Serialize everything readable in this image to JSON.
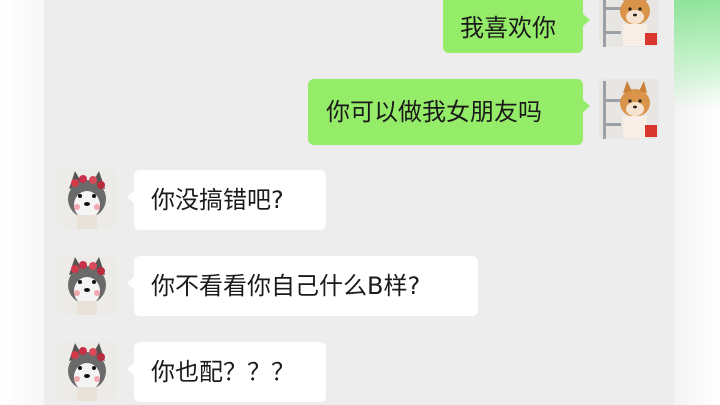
{
  "chat": {
    "messages": [
      {
        "sender": "self",
        "text": "我喜欢你"
      },
      {
        "sender": "self",
        "text": "你可以做我女朋友吗"
      },
      {
        "sender": "other",
        "text": "你没搞错吧?"
      },
      {
        "sender": "other",
        "text": "你不看看你自己什么B样?"
      },
      {
        "sender": "other",
        "text": "你也配？？？"
      }
    ]
  },
  "avatars": {
    "self": "shiba-dog-avatar-icon",
    "other": "husky-dog-with-flowers-avatar-icon"
  },
  "colors": {
    "chat_background": "#ededed",
    "sent_bubble": "#95ec69",
    "received_bubble": "#ffffff",
    "text": "#1a1a1a"
  }
}
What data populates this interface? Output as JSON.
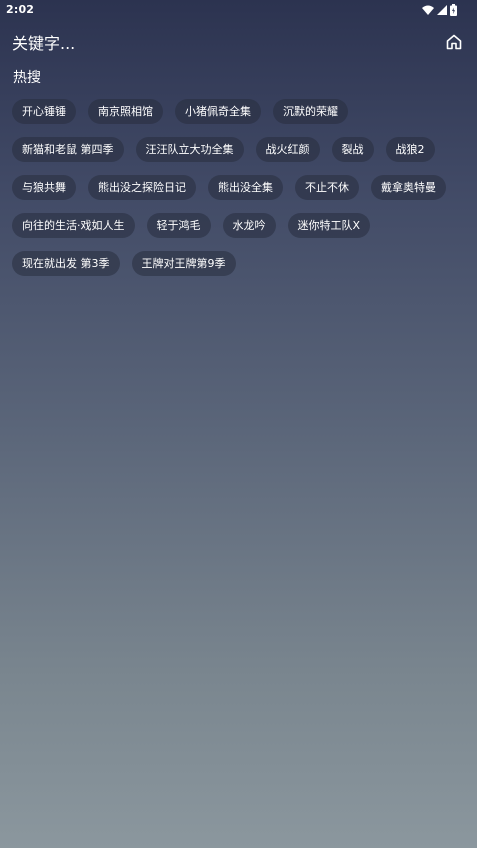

▶ GIVEN REQUEST: Quote the material word for word, dropping any images it holds.

▶ RESULT OF THE TASK:
Serialize everything readable in this image to JSON.
{
  "chat": {
    "messages": [
      {
        "sender": "self",
        "text": "我喜欢你"
      },
      {
        "sender": "self",
        "text": "你可以做我女朋友吗"
      },
      {
        "sender": "other",
        "text": "你没搞错吧?"
      },
      {
        "sender": "other",
        "text": "你不看看你自己什么B样?"
      },
      {
        "sender": "other",
        "text": "你也配？？？"
      }
    ]
  },
  "avatars": {
    "self": "shiba-dog-avatar-icon",
    "other": "husky-dog-with-flowers-avatar-icon"
  },
  "colors": {
    "chat_background": "#ededed",
    "sent_bubble": "#95ec69",
    "received_bubble": "#ffffff",
    "text": "#1a1a1a"
  }
}
What data populates this interface? Output as JSON.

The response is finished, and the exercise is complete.